• [TEXT SECTION]
# Is it the fuel or the fuel tank cap? Please help this newbie.



## JesseM (May 28, 2017)

Hello everyone, newbie here :wave: I have a 2004 VW Touareg (recently purchased) with 4.2L V8 engine. They opened a new gas station in my area where they sell E85 unleaded gasoline. The sticker next to the pump said this gas is ok for all cars 2001 and newer, so I put half a tank of E85 in the car. The following morning the yellow engine light came on. I suspected that it might be the E85 so I went back and filled up the rest of the tank with 89 unleaded gas. The yellow engine light did not go away for a full day so I took it to a mechanic closeby who found an EVAP code. The first thing he did was inspect the gas tank cap, and sure enough the seal was missing from the gas cap, so we put a new aftermarket cap on. He also cleared the code.

• [PROBLEMS AND TASKS]
1. In the forum post about the fuel tank cap, what kind of code did the mechanic find?
2. Extend the forum post about the E85 fuel and the gas cap from where it stops.
The dataset entries have nothing to do with this.

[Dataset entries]
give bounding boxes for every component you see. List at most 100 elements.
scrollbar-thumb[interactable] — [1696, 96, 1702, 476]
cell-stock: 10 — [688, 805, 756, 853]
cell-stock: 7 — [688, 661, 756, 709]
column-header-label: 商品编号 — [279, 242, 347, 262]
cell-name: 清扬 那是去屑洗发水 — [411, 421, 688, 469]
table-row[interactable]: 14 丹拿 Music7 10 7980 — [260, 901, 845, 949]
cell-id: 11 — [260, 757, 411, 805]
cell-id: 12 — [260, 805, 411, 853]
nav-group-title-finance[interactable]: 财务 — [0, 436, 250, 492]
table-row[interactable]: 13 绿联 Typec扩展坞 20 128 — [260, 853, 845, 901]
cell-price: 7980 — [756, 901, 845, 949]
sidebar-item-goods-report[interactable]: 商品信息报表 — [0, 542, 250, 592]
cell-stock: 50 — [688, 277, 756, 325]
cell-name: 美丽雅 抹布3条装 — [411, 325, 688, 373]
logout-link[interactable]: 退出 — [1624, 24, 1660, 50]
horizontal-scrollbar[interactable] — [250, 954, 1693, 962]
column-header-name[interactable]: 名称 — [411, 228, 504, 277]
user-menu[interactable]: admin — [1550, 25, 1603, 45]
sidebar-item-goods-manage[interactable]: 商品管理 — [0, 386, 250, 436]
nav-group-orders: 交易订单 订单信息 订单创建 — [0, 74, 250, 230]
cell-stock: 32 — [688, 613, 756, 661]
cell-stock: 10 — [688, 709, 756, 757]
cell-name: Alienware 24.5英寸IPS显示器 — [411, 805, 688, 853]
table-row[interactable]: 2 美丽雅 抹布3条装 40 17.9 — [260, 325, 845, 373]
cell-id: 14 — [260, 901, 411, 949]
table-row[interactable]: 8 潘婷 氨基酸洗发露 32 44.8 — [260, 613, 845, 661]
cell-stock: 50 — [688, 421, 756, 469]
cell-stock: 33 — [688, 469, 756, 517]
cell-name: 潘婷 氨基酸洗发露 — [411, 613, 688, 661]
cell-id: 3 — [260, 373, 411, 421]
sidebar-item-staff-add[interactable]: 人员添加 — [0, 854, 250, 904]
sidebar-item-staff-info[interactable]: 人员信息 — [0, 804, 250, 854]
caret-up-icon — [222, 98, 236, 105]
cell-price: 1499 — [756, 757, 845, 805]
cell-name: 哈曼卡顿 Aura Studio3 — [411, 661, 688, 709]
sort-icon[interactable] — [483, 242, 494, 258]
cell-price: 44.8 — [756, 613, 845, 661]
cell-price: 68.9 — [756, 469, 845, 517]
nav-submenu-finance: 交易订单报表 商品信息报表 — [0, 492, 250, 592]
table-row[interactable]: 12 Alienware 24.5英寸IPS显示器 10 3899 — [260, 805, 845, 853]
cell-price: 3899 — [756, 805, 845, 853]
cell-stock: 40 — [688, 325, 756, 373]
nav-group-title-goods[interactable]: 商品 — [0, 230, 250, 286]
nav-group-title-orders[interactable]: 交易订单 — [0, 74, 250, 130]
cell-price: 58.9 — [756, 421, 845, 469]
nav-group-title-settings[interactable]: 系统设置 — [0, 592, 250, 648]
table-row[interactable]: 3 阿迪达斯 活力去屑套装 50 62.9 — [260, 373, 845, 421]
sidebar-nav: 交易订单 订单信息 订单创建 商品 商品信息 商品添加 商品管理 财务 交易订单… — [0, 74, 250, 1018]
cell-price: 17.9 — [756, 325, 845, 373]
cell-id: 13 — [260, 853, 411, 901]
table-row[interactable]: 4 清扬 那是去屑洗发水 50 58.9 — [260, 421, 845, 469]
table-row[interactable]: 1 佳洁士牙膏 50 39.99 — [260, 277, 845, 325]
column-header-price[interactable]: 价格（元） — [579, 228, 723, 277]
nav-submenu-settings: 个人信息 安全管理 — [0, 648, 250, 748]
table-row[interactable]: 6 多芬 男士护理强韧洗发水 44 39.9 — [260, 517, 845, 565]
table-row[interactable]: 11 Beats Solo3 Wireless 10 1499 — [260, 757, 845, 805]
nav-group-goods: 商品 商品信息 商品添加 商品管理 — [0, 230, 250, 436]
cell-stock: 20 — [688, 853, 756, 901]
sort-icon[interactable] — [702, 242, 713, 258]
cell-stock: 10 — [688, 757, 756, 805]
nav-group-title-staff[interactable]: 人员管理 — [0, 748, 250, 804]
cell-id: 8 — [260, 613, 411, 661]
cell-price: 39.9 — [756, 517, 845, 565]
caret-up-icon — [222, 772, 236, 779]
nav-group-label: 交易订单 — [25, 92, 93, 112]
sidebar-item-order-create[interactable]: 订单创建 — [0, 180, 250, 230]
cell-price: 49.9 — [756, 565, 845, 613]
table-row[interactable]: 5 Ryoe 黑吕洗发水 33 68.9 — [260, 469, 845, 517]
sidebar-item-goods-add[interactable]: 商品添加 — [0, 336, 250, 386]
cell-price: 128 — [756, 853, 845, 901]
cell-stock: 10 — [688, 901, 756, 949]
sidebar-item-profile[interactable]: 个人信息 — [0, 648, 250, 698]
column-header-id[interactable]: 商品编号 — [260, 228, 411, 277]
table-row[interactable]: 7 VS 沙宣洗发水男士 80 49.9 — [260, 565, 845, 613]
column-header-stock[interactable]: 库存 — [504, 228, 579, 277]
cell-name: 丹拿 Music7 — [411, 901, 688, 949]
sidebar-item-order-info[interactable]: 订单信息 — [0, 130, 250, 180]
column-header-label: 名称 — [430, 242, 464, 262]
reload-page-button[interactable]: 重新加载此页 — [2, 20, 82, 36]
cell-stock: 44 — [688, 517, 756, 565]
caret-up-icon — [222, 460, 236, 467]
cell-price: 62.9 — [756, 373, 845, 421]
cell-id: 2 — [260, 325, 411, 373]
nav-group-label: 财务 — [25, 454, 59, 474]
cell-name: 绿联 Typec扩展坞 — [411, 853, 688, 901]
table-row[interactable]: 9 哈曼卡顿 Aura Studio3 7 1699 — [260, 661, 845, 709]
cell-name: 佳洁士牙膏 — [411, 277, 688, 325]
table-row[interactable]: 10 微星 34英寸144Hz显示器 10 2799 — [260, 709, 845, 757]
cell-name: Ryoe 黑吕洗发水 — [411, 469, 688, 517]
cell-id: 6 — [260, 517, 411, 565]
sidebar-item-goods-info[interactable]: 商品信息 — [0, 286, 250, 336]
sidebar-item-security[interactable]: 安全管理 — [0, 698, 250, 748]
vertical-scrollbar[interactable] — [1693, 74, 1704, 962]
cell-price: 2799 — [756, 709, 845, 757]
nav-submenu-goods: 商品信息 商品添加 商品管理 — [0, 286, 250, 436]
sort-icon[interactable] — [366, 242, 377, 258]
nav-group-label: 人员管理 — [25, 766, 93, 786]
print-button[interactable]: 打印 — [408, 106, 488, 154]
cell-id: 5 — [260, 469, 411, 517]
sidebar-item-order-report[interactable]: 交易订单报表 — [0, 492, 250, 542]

• [ANSWERS FOR THIS EXERCISE]
1. An EVAP code.

2.
The following morning the yellow engine light came on again. I took it to an Autozone and they found a code for the gas tank cap. *But I had just put a new gas cap on the tank*. Does anyone know what could be the more likely reason for this code? Could it be that I have a defective fuel tank cap, or is it more likely to be E85 that I put in the tank? I don't want to go buy a new cap only to find out that the yellow engine light stays on.

Any response will be greatly appreciated.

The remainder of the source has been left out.